# Written task:
The records below must be written out exactly, with every picture left behind.

# Extracted material:
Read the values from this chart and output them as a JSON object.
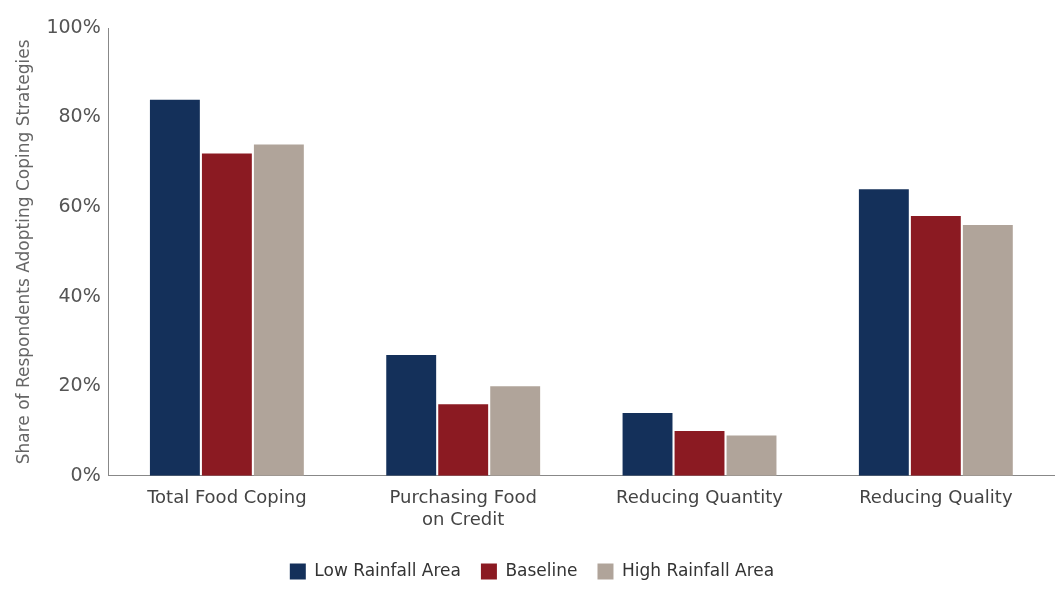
{
  "chart_data": {
    "type": "bar",
    "ylabel": "Share of Respondents Adopting Coping Strategies",
    "categories": [
      "Total Food Coping",
      "Purchasing Food on Credit",
      "Reducing Quantity",
      "Reducing Quality"
    ],
    "series": [
      {
        "name": "Low Rainfall Area",
        "color": "#14305a",
        "values": [
          84,
          27,
          14,
          64
        ]
      },
      {
        "name": "Baseline",
        "color": "#8b1a22",
        "values": [
          72,
          16,
          10,
          58
        ]
      },
      {
        "name": "High Rainfall Area",
        "color": "#b0a49a",
        "values": [
          74,
          20,
          9,
          56
        ]
      }
    ],
    "ylim": [
      0,
      100
    ],
    "yticks": [
      {
        "value": 0,
        "label": "0%"
      },
      {
        "value": 20,
        "label": "20%"
      },
      {
        "value": 40,
        "label": "40%"
      },
      {
        "value": 60,
        "label": "60%"
      },
      {
        "value": 80,
        "label": "80%"
      },
      {
        "value": 100,
        "label": "100%"
      }
    ],
    "grid": false,
    "legend": "bottom"
  }
}
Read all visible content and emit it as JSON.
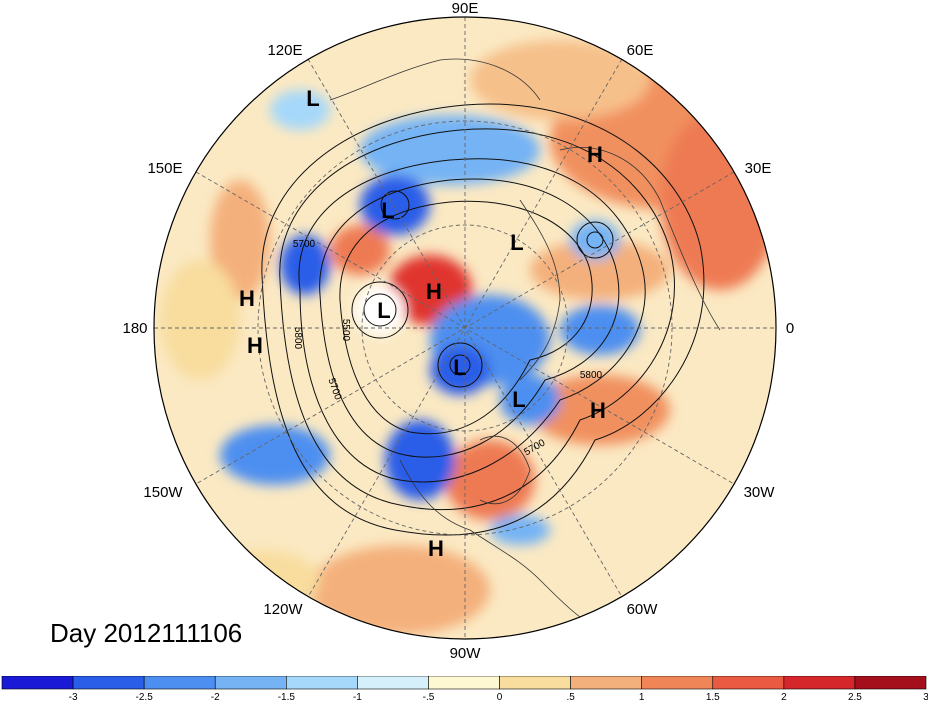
{
  "map": {
    "longitude_labels": [
      "90E",
      "120E",
      "60E",
      "150E",
      "30E",
      "180",
      "0",
      "150W",
      "30W",
      "120W",
      "60W",
      "90W"
    ],
    "pressure_systems": [
      {
        "type": "L"
      },
      {
        "type": "H"
      },
      {
        "type": "L"
      },
      {
        "type": "L"
      },
      {
        "type": "H"
      },
      {
        "type": "H"
      },
      {
        "type": "L"
      },
      {
        "type": "H"
      },
      {
        "type": "L"
      },
      {
        "type": "L"
      },
      {
        "type": "H"
      },
      {
        "type": "H"
      }
    ],
    "contour_labels": [
      "5700",
      "5800",
      "5500",
      "5700",
      "5800",
      "5700"
    ],
    "day_label": "Day 2012111106"
  },
  "colorbar": {
    "ticks": [
      "-3",
      "-2.5",
      "-2",
      "-1.5",
      "-1",
      "-.5",
      "0",
      ".5",
      "1",
      "1.5",
      "2",
      "2.5",
      "3"
    ],
    "colors": [
      "#1a1ad6",
      "#2a5de8",
      "#4d8ff0",
      "#75b3f5",
      "#a5d8fa",
      "#d6f0fb",
      "#fdf8d2",
      "#f8dd9f",
      "#f4b07c",
      "#f08558",
      "#ea5a42",
      "#d4262b",
      "#a50f1c"
    ]
  }
}
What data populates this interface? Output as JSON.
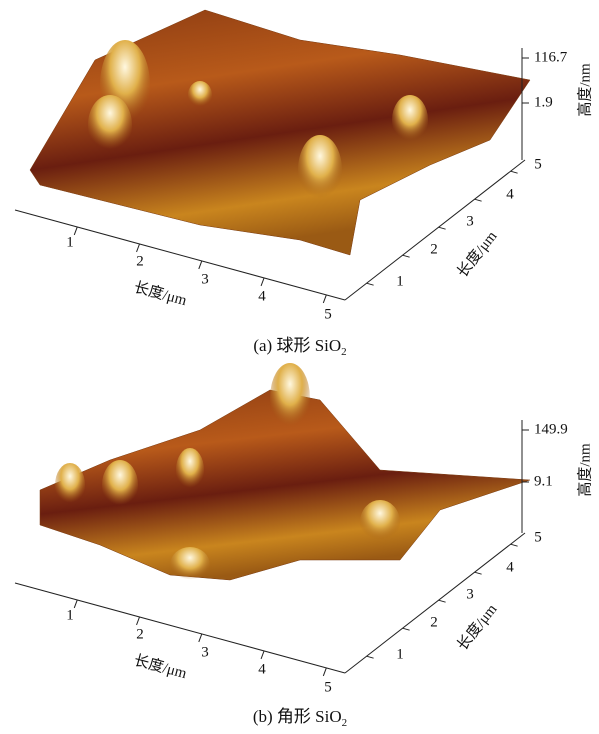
{
  "panels": [
    {
      "caption": {
        "prefix": "(a) 球形 SiO",
        "subscript": "2"
      },
      "x_axis": {
        "label": "长度/μm",
        "ticks": [
          "1",
          "2",
          "3",
          "4",
          "5"
        ]
      },
      "y_axis": {
        "label": "长度/μm",
        "ticks": [
          "1",
          "2",
          "3",
          "4",
          "5"
        ]
      },
      "z_axis": {
        "label": "高度/nm",
        "ticks": [
          "116.7",
          "1.9"
        ]
      }
    },
    {
      "caption": {
        "prefix": "(b) 角形 SiO",
        "subscript": "2"
      },
      "x_axis": {
        "label": "长度/μm",
        "ticks": [
          "1",
          "2",
          "3",
          "4",
          "5"
        ]
      },
      "y_axis": {
        "label": "长度/μm",
        "ticks": [
          "1",
          "2",
          "3",
          "4",
          "5"
        ]
      },
      "z_axis": {
        "label": "高度/nm",
        "ticks": [
          "149.9",
          "9.1"
        ]
      }
    }
  ]
}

# Output below:
Read the values from this chart and output them as a JSON object.
{
  "chart_data": {
    "type": "bar",
    "ylabel": "Share of Respondents Adopting Coping Strategies",
    "categories": [
      "Total Food Coping",
      "Purchasing Food on Credit",
      "Reducing Quantity",
      "Reducing Quality"
    ],
    "series": [
      {
        "name": "Low Rainfall Area",
        "color": "#14305a",
        "values": [
          84,
          27,
          14,
          64
        ]
      },
      {
        "name": "Baseline",
        "color": "#8b1a22",
        "values": [
          72,
          16,
          10,
          58
        ]
      },
      {
        "name": "High Rainfall Area",
        "color": "#b0a49a",
        "values": [
          74,
          20,
          9,
          56
        ]
      }
    ],
    "ylim": [
      0,
      100
    ],
    "yticks": [
      {
        "value": 0,
        "label": "0%"
      },
      {
        "value": 20,
        "label": "20%"
      },
      {
        "value": 40,
        "label": "40%"
      },
      {
        "value": 60,
        "label": "60%"
      },
      {
        "value": 80,
        "label": "80%"
      },
      {
        "value": 100,
        "label": "100%"
      }
    ],
    "grid": false,
    "legend": "bottom"
  }
}
Read all visible content and emit it as JSON.
{
  "map": {
    "longitude_labels": [
      "90E",
      "120E",
      "60E",
      "150E",
      "30E",
      "180",
      "0",
      "150W",
      "30W",
      "120W",
      "60W",
      "90W"
    ],
    "pressure_systems": [
      {
        "type": "L"
      },
      {
        "type": "H"
      },
      {
        "type": "L"
      },
      {
        "type": "L"
      },
      {
        "type": "H"
      },
      {
        "type": "H"
      },
      {
        "type": "L"
      },
      {
        "type": "H"
      },
      {
        "type": "L"
      },
      {
        "type": "L"
      },
      {
        "type": "H"
      },
      {
        "type": "H"
      }
    ],
    "contour_labels": [
      "5700",
      "5800",
      "5500",
      "5700",
      "5800",
      "5700"
    ],
    "day_label": "Day 2012111106"
  },
  "colorbar": {
    "ticks": [
      "-3",
      "-2.5",
      "-2",
      "-1.5",
      "-1",
      "-.5",
      "0",
      ".5",
      "1",
      "1.5",
      "2",
      "2.5",
      "3"
    ],
    "colors": [
      "#1a1ad6",
      "#2a5de8",
      "#4d8ff0",
      "#75b3f5",
      "#a5d8fa",
      "#d6f0fb",
      "#fdf8d2",
      "#f8dd9f",
      "#f4b07c",
      "#f08558",
      "#ea5a42",
      "#d4262b",
      "#a50f1c"
    ]
  }
}
What data populates this interface? Output as JSON.
{
  "panels": [
    {
      "caption": {
        "prefix": "(a) 球形 SiO",
        "subscript": "2"
      },
      "x_axis": {
        "label": "长度/μm",
        "ticks": [
          "1",
          "2",
          "3",
          "4",
          "5"
        ]
      },
      "y_axis": {
        "label": "长度/μm",
        "ticks": [
          "1",
          "2",
          "3",
          "4",
          "5"
        ]
      },
      "z_axis": {
        "label": "高度/nm",
        "ticks": [
          "116.7",
          "1.9"
        ]
      }
    },
    {
      "caption": {
        "prefix": "(b) 角形 SiO",
        "subscript": "2"
      },
      "x_axis": {
        "label": "长度/μm",
        "ticks": [
          "1",
          "2",
          "3",
          "4",
          "5"
        ]
      },
      "y_axis": {
        "label": "长度/μm",
        "ticks": [
          "1",
          "2",
          "3",
          "4",
          "5"
        ]
      },
      "z_axis": {
        "label": "高度/nm",
        "ticks": [
          "149.9",
          "9.1"
        ]
      }
    }
  ]
}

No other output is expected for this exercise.